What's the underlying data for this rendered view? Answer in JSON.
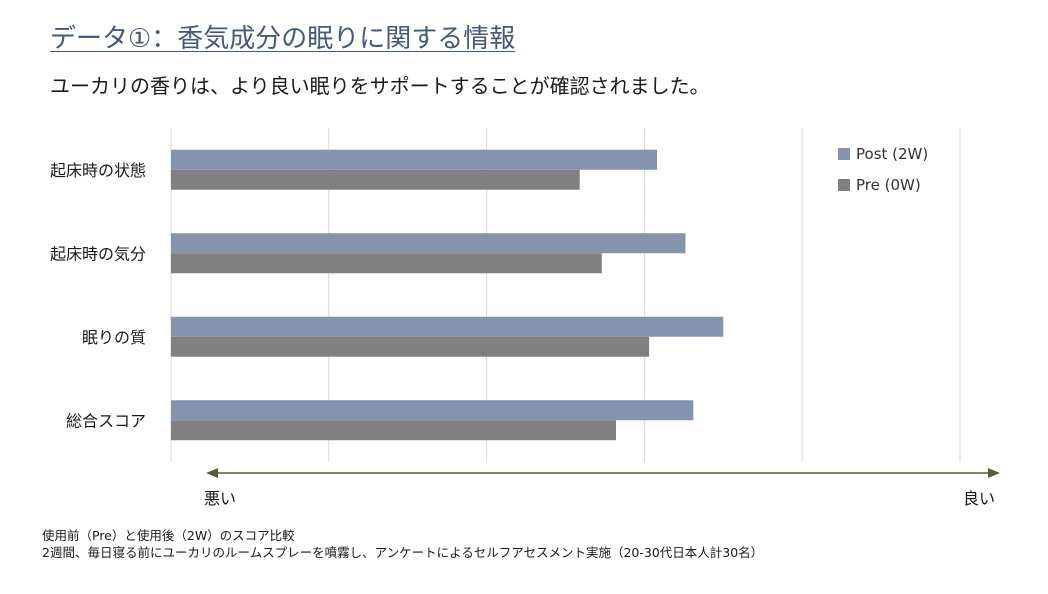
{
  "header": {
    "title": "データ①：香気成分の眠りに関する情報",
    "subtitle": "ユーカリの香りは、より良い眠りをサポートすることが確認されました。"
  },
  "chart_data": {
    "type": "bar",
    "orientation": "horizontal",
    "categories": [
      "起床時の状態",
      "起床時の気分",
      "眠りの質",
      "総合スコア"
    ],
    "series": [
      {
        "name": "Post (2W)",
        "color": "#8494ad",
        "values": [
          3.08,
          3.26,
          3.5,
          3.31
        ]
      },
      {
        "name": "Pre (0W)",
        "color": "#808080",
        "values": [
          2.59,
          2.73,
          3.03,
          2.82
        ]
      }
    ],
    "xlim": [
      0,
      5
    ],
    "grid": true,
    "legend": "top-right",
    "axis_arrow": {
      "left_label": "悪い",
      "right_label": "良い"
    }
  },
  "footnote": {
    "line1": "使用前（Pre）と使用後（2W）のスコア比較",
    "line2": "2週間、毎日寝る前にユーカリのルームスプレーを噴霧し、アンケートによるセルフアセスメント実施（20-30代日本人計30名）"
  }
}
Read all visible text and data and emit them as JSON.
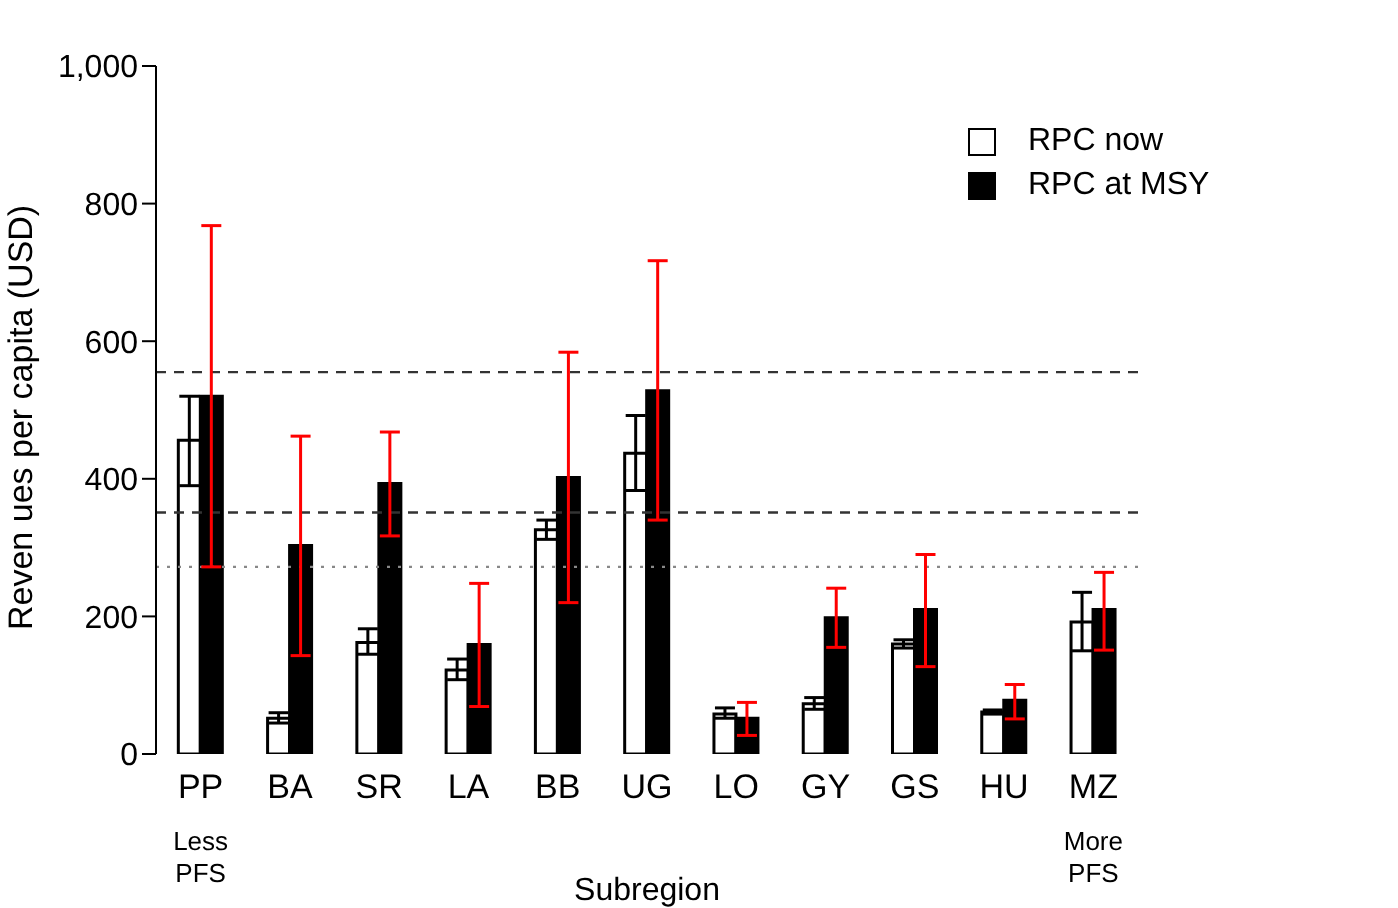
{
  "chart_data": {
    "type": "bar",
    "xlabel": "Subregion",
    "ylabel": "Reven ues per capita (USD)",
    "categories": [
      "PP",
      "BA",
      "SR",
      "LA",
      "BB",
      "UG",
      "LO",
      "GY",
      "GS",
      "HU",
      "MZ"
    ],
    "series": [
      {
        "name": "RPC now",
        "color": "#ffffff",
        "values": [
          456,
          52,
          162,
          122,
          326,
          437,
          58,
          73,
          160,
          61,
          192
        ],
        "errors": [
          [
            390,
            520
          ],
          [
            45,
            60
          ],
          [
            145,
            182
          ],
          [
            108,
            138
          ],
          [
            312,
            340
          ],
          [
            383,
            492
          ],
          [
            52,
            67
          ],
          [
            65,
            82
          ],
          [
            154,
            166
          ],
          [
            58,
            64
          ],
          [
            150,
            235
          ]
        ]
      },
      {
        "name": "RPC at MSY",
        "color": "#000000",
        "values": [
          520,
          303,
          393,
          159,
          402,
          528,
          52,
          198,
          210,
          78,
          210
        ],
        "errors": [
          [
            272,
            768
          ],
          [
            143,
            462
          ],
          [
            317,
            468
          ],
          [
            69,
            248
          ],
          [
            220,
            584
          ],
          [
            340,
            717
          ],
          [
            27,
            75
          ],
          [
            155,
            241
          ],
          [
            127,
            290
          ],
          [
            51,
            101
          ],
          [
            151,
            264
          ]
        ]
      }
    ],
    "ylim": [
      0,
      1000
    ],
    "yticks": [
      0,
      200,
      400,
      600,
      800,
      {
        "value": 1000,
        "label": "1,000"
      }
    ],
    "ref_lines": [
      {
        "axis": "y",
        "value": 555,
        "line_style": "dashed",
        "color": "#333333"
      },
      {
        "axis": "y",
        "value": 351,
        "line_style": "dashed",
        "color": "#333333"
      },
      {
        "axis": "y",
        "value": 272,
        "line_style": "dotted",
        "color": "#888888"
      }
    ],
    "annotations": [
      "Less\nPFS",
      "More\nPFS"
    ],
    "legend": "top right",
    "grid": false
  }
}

--

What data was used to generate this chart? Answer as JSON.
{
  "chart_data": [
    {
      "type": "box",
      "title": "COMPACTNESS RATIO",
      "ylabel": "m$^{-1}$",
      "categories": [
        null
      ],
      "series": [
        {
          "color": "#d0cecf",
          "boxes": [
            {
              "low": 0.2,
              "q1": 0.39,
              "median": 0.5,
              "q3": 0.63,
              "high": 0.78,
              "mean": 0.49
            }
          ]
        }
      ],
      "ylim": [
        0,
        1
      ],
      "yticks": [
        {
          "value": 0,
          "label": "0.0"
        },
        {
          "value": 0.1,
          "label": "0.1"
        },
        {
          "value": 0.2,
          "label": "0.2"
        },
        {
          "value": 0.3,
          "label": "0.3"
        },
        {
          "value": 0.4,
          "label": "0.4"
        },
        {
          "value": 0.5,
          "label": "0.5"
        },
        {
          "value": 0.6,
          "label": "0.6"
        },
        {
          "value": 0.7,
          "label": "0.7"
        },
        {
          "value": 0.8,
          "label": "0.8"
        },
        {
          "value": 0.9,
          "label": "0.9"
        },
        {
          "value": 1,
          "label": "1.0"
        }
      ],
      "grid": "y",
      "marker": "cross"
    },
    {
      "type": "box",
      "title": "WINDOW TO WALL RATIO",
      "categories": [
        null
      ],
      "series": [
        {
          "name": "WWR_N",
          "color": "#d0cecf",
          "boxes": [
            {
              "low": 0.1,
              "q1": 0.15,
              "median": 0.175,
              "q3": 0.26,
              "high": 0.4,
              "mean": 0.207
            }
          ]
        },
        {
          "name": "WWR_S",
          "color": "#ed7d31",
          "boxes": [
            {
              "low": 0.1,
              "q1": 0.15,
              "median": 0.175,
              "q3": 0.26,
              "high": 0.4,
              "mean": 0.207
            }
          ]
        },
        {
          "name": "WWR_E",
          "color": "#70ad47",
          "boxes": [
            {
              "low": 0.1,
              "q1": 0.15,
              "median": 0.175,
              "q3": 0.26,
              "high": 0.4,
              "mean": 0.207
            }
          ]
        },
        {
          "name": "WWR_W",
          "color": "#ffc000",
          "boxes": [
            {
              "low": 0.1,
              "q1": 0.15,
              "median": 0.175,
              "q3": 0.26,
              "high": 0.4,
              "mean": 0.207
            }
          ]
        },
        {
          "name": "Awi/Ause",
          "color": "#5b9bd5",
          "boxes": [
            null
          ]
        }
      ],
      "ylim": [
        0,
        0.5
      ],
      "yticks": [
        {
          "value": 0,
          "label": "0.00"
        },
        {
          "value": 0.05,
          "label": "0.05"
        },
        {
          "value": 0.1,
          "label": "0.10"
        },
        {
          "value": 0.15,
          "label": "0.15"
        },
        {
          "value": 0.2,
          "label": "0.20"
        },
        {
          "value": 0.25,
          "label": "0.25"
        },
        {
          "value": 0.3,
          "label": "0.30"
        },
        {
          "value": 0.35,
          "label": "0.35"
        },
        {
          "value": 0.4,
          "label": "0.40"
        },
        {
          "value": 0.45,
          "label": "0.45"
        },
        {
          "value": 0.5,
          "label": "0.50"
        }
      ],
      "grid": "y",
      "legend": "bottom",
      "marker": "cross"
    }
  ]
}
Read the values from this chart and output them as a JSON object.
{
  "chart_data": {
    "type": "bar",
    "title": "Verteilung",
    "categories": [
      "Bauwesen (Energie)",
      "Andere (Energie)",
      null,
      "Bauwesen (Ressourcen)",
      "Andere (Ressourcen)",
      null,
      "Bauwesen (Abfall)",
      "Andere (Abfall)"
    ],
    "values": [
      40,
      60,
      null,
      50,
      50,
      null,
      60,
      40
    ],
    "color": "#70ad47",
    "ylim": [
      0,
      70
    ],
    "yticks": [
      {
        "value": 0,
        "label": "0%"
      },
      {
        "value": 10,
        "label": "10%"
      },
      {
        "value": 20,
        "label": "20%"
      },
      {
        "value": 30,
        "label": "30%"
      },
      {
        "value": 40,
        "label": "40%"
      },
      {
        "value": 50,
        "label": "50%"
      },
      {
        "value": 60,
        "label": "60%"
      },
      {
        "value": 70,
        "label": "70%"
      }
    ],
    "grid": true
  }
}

• _TASK INSTRUCTIONS_
Show all lines in the entries above where the word "RATIO" appears.

• _RESPONSE TO THIS EXERCISE_
      "title": "COMPACTNESS RATIO",
      "title": "WINDOW TO WALL RATIO",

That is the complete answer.